══ Records provided ══
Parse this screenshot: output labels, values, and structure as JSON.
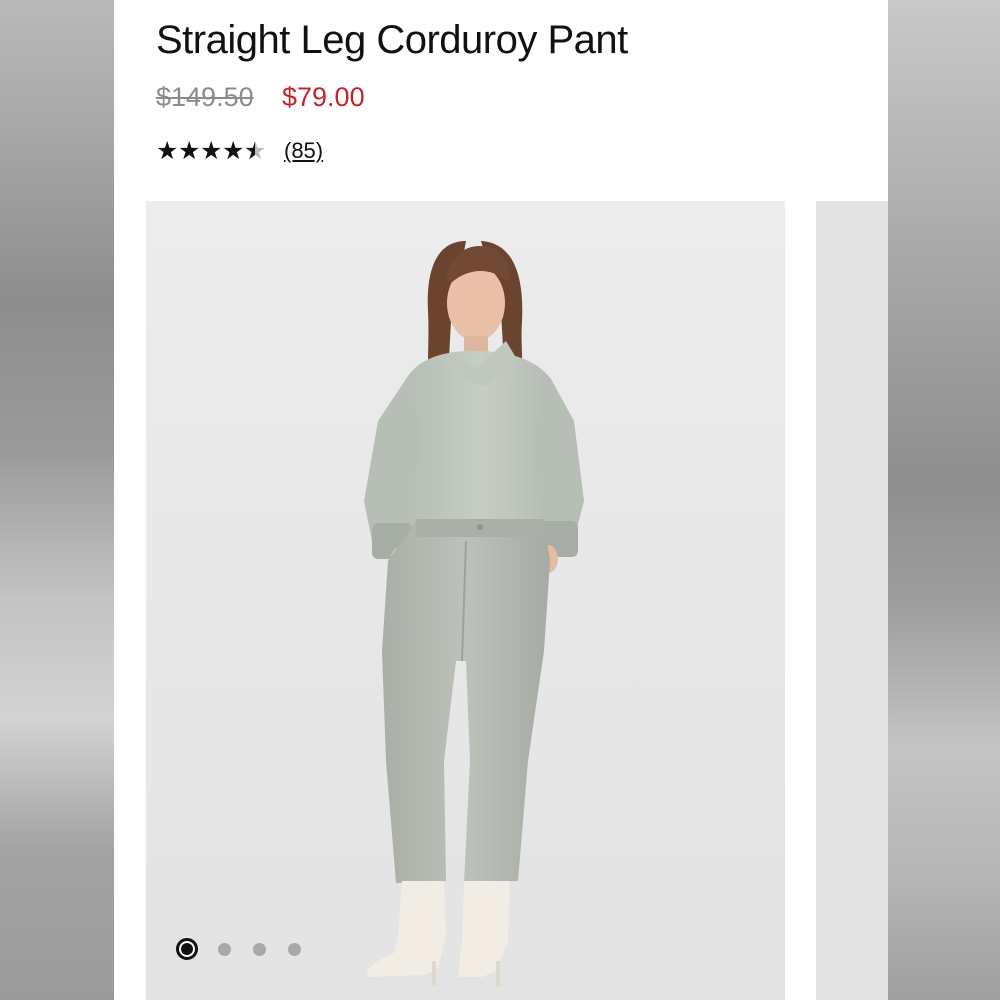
{
  "product": {
    "title": "Straight Leg Corduroy Pant",
    "original_price": "$149.50",
    "sale_price": "$79.00",
    "rating": 4.5,
    "rating_max": 5,
    "review_count": "(85)"
  },
  "gallery": {
    "image_subject": "model-wearing-sage-corduroy-pants",
    "slide_count": 4,
    "active_slide": 1
  },
  "colors": {
    "sale_price": "#c4242b",
    "original_price": "#8c8c8c",
    "product_color": "#b8bdb5"
  },
  "icons": {
    "rating_star": "star-icon",
    "carousel_dot": "dot-indicator"
  }
}
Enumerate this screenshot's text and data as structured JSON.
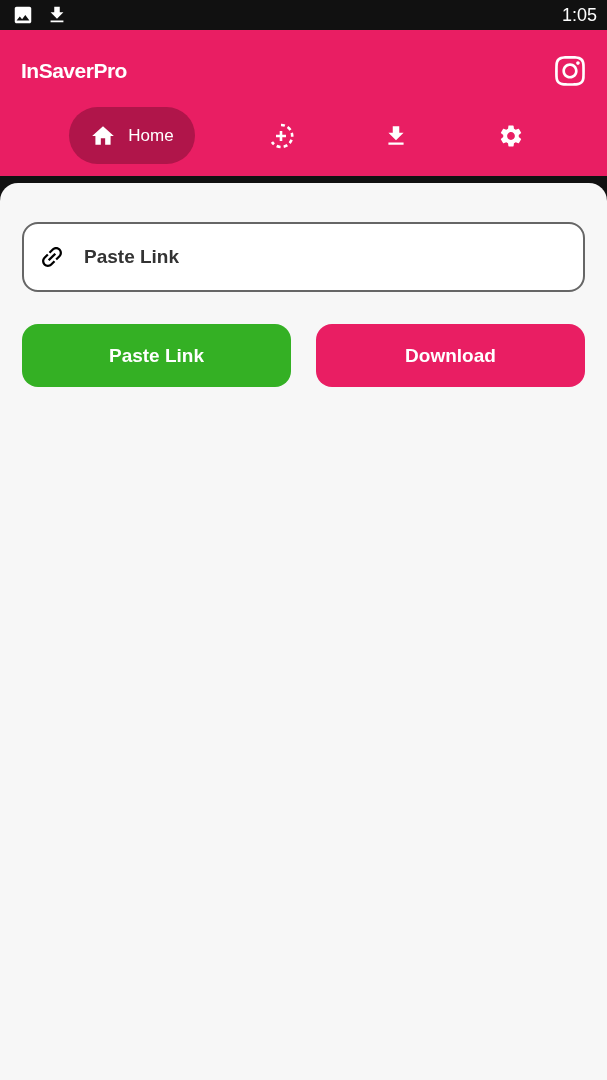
{
  "status_bar": {
    "time": "1:05"
  },
  "app_bar": {
    "title": "InSaverPro"
  },
  "tabs": [
    {
      "kind": "home",
      "label": "Home",
      "selected": true
    },
    {
      "kind": "add",
      "selected": false
    },
    {
      "kind": "download",
      "selected": false
    },
    {
      "kind": "settings",
      "selected": false
    }
  ],
  "link_field": {
    "placeholder": "Paste Link"
  },
  "buttons": [
    {
      "kind": "paste",
      "label": "Paste Link"
    },
    {
      "kind": "download",
      "label": "Download"
    }
  ]
}
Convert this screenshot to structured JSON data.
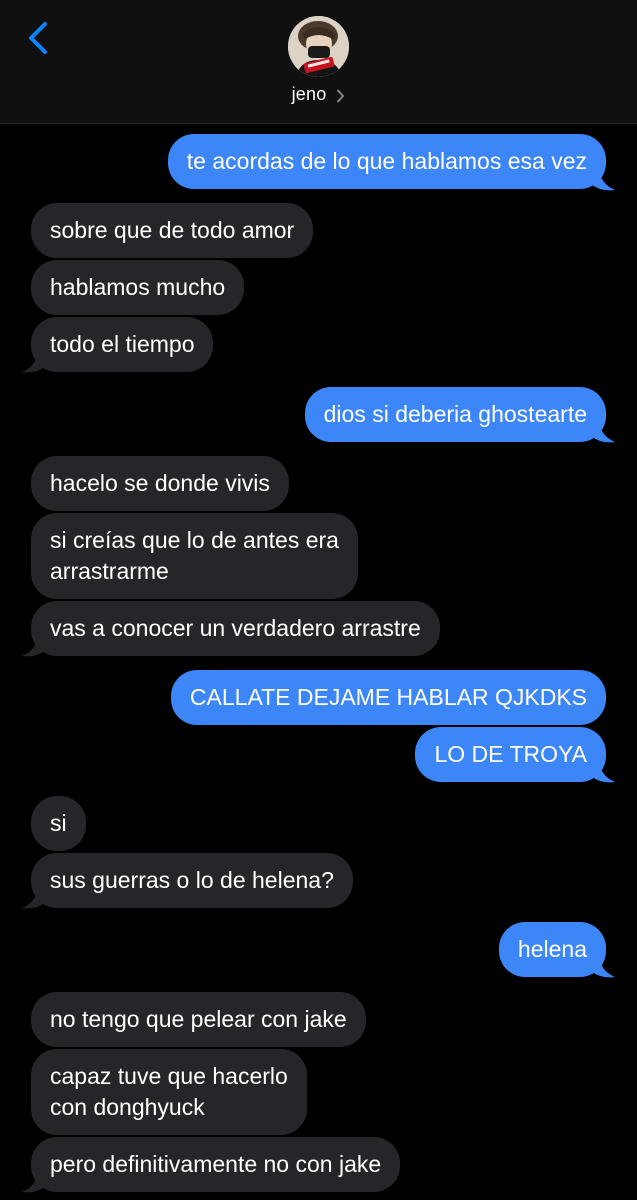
{
  "header": {
    "contact_name": "jeno",
    "back_icon": "chevron-left-icon",
    "chevron_icon": "chevron-right-icon",
    "accent_color": "#0a84ff"
  },
  "colors": {
    "incoming_bubble": "#26252a",
    "outgoing_bubble": "#3d86f7",
    "background": "#000000"
  },
  "messages": [
    {
      "direction": "out",
      "text": "te acordas de lo que hablamos esa vez"
    },
    {
      "direction": "in",
      "text": "sobre que de todo amor"
    },
    {
      "direction": "in",
      "text": "hablamos mucho"
    },
    {
      "direction": "in",
      "text": "todo el tiempo"
    },
    {
      "direction": "out",
      "text": "dios si deberia ghostearte"
    },
    {
      "direction": "in",
      "text": "hacelo se donde vivis"
    },
    {
      "direction": "in",
      "text": "si creías que lo de antes era",
      "text2": "arrastrarme"
    },
    {
      "direction": "in",
      "text": "vas a conocer un verdadero arrastre"
    },
    {
      "direction": "out",
      "text": "CALLATE DEJAME HABLAR QJKDKS"
    },
    {
      "direction": "out",
      "text": "LO DE TROYA"
    },
    {
      "direction": "in",
      "text": "si"
    },
    {
      "direction": "in",
      "text": "sus guerras o lo de helena?"
    },
    {
      "direction": "out",
      "text": "helena"
    },
    {
      "direction": "in",
      "text": "no tengo que pelear con jake"
    },
    {
      "direction": "in",
      "text": "capaz tuve que hacerlo",
      "text2": "con donghyuck"
    },
    {
      "direction": "in",
      "text": "pero definitivamente no con jake"
    }
  ]
}
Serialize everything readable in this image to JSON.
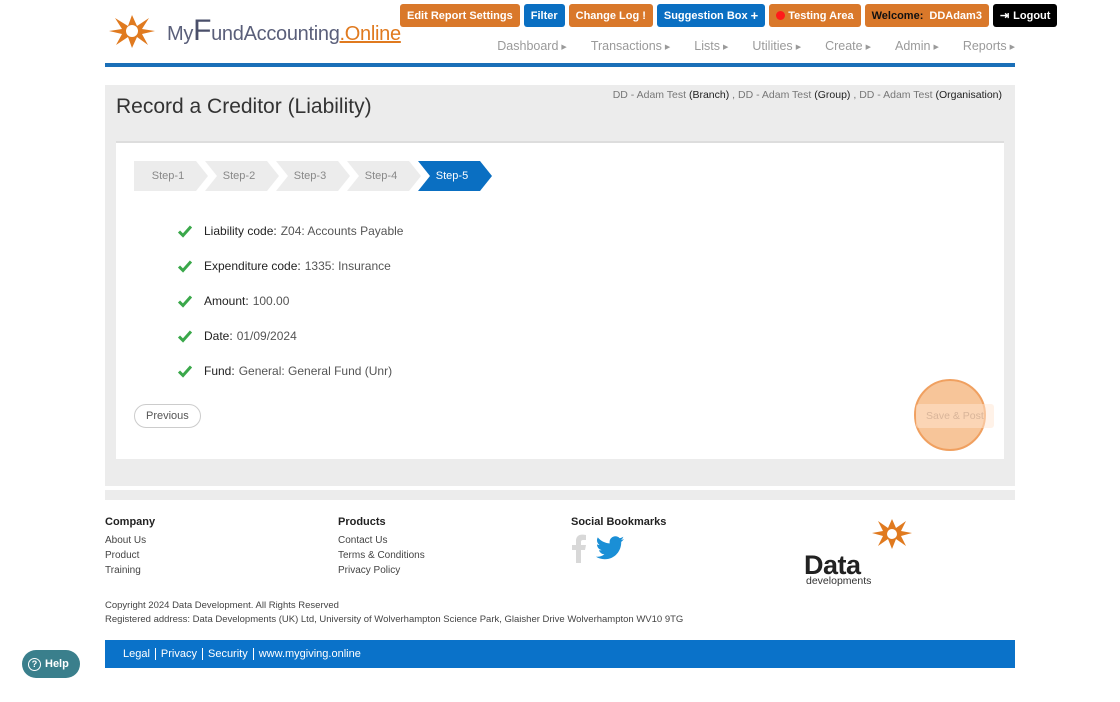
{
  "header": {
    "logo": {
      "prefix": "My",
      "big": "F",
      "rest": "und",
      "accounting": "Accounting",
      "dot_online": ".Online"
    },
    "top_buttons": {
      "edit_report": "Edit Report Settings",
      "filter": "Filter",
      "change_log": "Change Log",
      "suggestion": "Suggestion Box",
      "testing": "Testing Area",
      "welcome": "Welcome:",
      "username": "DDAdam3",
      "logout": "Logout"
    },
    "nav": [
      "Dashboard",
      "Transactions",
      "Lists",
      "Utilities",
      "Create",
      "Admin",
      "Reports"
    ],
    "colors": {
      "orange": "#d9782a",
      "blue": "#0a6fc2",
      "black": "#000000"
    }
  },
  "page": {
    "title": "Record a Creditor (Liability)",
    "breadcrumb": {
      "branch_name": "DD - Adam Test",
      "branch": "(Branch)",
      "sep": ",",
      "group_name": "DD - Adam Test",
      "group": "(Group)",
      "org_name": "DD - Adam Test",
      "org": "(Organisation)"
    },
    "steps": [
      "Step-1",
      "Step-2",
      "Step-3",
      "Step-4",
      "Step-5"
    ],
    "active_step": 5,
    "summary": [
      {
        "label": "Liability code:",
        "value": "Z04: Accounts Payable"
      },
      {
        "label": "Expenditure code:",
        "value": "1335: Insurance"
      },
      {
        "label": "Amount:",
        "value": "100.00"
      },
      {
        "label": "Date:",
        "value": "01/09/2024"
      },
      {
        "label": "Fund:",
        "value": "General: General Fund (Unr)"
      }
    ],
    "previous_label": "Previous",
    "save_label": "Save & Post"
  },
  "footer": {
    "company": {
      "heading": "Company",
      "links": [
        "About Us",
        "Product",
        "Training"
      ]
    },
    "products": {
      "heading": "Products",
      "links": [
        "Contact Us",
        "Terms & Conditions",
        "Privacy Policy"
      ]
    },
    "social": {
      "heading": "Social Bookmarks",
      "icons": [
        "facebook-icon",
        "twitter-icon"
      ]
    },
    "brand": {
      "data": "Data",
      "developments": "developments"
    },
    "copyright": "Copyright 2024 Data Development. All Rights Reserved",
    "address": "Registered address: Data Developments (UK) Ltd, University of Wolverhampton Science Park, Glaisher Drive Wolverhampton WV10 9TG",
    "bar_links": [
      "Legal",
      "Privacy",
      "Security",
      "www.mygiving.online"
    ]
  },
  "help": {
    "label": "Help"
  }
}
═══
> _Brief_: Extract lines where the string "kind" occurs.

> _Task solution_:
      "kind": "home",
      "kind": "add",
      "kind": "download",
      "kind": "settings",
      "kind": "paste",
      "kind": "download",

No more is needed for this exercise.